--- START OF DATASET CONTENT ---

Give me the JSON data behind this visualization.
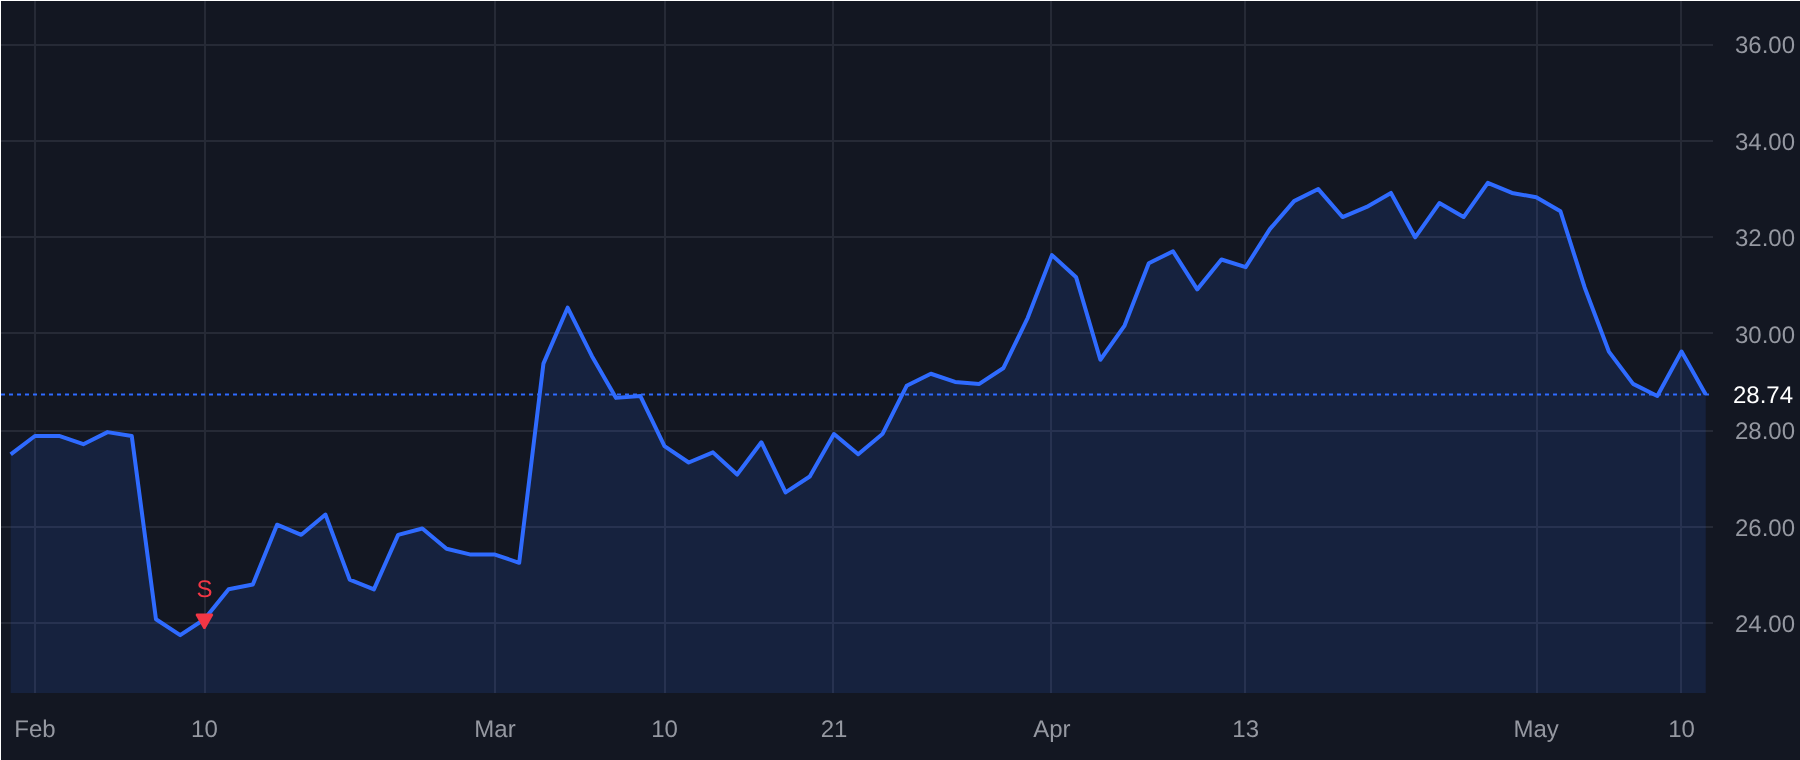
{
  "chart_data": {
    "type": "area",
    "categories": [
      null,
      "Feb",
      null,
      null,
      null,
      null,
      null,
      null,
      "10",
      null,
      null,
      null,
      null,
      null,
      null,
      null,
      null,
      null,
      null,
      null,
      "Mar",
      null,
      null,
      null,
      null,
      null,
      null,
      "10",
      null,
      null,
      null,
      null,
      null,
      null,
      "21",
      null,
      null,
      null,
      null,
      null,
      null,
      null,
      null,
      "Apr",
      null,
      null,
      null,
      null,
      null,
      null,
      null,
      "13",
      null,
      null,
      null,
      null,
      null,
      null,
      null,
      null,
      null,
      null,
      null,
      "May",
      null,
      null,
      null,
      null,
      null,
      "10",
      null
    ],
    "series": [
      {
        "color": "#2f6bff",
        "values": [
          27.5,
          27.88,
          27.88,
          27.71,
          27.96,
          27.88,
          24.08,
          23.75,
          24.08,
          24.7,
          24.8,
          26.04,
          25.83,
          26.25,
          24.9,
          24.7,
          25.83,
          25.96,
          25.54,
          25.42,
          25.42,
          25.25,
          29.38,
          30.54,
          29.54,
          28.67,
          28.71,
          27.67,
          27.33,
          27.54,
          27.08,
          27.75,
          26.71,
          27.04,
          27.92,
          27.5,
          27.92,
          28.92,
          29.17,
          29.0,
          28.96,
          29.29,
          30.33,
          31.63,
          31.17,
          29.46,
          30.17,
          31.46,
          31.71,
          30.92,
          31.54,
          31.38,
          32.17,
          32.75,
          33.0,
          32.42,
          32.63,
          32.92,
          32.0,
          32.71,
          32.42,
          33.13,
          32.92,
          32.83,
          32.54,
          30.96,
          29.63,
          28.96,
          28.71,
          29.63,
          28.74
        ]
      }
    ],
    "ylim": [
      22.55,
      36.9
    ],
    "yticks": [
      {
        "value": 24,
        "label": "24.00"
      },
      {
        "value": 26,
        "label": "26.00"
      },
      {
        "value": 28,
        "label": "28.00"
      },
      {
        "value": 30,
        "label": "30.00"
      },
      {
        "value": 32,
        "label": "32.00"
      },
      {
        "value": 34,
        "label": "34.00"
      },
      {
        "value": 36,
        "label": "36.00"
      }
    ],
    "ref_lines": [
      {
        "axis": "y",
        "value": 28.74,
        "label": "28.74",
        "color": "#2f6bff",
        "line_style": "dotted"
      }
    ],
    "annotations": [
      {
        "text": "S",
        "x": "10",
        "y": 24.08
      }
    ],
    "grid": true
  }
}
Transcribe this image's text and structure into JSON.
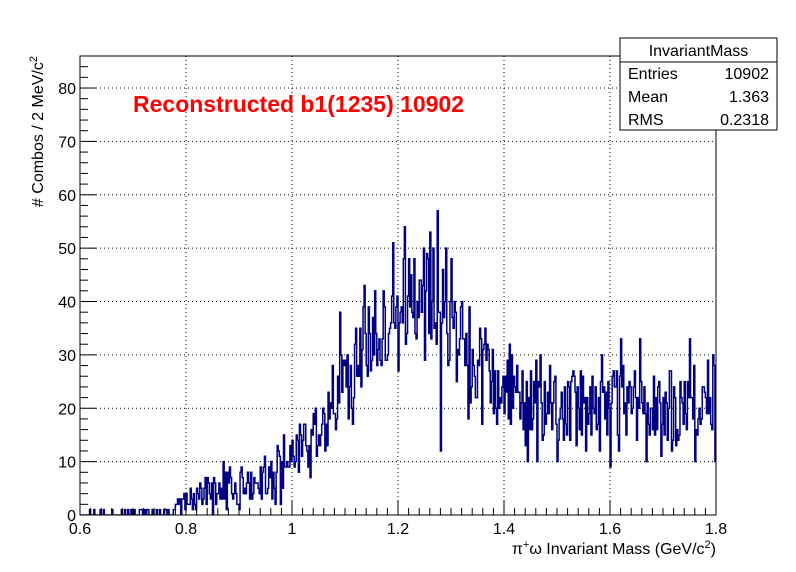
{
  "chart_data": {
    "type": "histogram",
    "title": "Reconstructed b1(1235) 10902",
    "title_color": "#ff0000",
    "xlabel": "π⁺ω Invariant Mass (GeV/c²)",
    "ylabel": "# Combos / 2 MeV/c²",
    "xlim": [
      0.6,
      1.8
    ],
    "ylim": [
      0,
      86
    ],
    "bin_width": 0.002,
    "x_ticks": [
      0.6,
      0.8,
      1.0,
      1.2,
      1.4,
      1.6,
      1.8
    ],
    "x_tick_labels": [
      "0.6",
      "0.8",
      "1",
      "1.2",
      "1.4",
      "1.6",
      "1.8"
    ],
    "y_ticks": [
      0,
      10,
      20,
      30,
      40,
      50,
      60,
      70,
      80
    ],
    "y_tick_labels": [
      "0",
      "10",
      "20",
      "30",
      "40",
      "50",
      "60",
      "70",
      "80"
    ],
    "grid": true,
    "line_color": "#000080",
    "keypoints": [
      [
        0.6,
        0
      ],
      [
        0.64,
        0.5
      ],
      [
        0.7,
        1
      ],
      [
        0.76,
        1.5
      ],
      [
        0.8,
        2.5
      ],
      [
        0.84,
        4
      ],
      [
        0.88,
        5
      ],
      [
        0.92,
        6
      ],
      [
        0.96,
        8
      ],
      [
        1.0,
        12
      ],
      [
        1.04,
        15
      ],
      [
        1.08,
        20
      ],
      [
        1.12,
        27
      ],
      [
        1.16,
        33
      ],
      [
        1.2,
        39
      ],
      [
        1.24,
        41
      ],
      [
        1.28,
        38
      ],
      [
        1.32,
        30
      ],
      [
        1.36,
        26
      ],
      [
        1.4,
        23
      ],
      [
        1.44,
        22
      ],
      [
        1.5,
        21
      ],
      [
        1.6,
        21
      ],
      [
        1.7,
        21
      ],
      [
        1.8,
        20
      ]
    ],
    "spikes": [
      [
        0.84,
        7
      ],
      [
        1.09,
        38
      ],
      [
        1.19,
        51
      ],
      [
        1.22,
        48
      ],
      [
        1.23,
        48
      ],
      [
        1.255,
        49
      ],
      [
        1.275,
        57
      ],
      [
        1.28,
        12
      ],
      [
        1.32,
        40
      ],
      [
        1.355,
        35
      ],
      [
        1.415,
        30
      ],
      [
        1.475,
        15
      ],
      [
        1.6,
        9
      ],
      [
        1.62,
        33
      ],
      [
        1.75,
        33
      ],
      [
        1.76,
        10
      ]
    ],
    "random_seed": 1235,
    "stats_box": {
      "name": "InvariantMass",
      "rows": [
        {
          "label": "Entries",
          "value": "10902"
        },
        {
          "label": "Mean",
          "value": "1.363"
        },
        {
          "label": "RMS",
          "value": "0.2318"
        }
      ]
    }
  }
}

--- END OF DATASET CONTENT ---

- **EXERCISE DESCRIPTION**: What count of lines in the listing contain the word "this"? Reply with the number only.

- **EXERCISE RESULT**: 2